**Your instructions:**
Locate the string "Trousers" throughout the material and copy every line in which it occurs.

**Excerpted data:**
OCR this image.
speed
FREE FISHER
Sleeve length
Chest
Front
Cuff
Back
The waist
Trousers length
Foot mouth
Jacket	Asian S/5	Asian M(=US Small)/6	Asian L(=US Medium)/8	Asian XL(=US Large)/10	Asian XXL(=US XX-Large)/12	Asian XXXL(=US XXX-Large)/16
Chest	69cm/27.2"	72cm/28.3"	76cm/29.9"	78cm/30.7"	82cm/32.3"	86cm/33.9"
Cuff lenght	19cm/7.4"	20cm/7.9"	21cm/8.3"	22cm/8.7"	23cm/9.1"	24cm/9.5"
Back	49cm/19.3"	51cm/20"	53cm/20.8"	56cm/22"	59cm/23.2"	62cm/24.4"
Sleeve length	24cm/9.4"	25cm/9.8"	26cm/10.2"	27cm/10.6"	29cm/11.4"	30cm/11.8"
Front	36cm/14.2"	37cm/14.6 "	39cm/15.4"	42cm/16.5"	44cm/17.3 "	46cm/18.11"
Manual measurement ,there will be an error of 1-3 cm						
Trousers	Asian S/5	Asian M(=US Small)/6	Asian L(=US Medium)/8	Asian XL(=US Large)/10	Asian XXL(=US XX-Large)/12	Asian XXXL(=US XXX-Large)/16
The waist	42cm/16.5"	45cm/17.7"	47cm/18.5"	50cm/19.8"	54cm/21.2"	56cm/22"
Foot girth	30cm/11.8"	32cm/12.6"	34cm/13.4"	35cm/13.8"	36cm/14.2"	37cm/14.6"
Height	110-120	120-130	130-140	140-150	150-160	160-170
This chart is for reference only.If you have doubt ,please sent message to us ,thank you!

**Solution to this problem:**
Trousers length
Trousers	Asian S/5	Asian M(=US Small)/6	Asian L(=US Medium)/8	Asian XL(=US Large)/10	Asian XXL(=US XX-Large)/12	Asian XXXL(=US XXX-Large)/16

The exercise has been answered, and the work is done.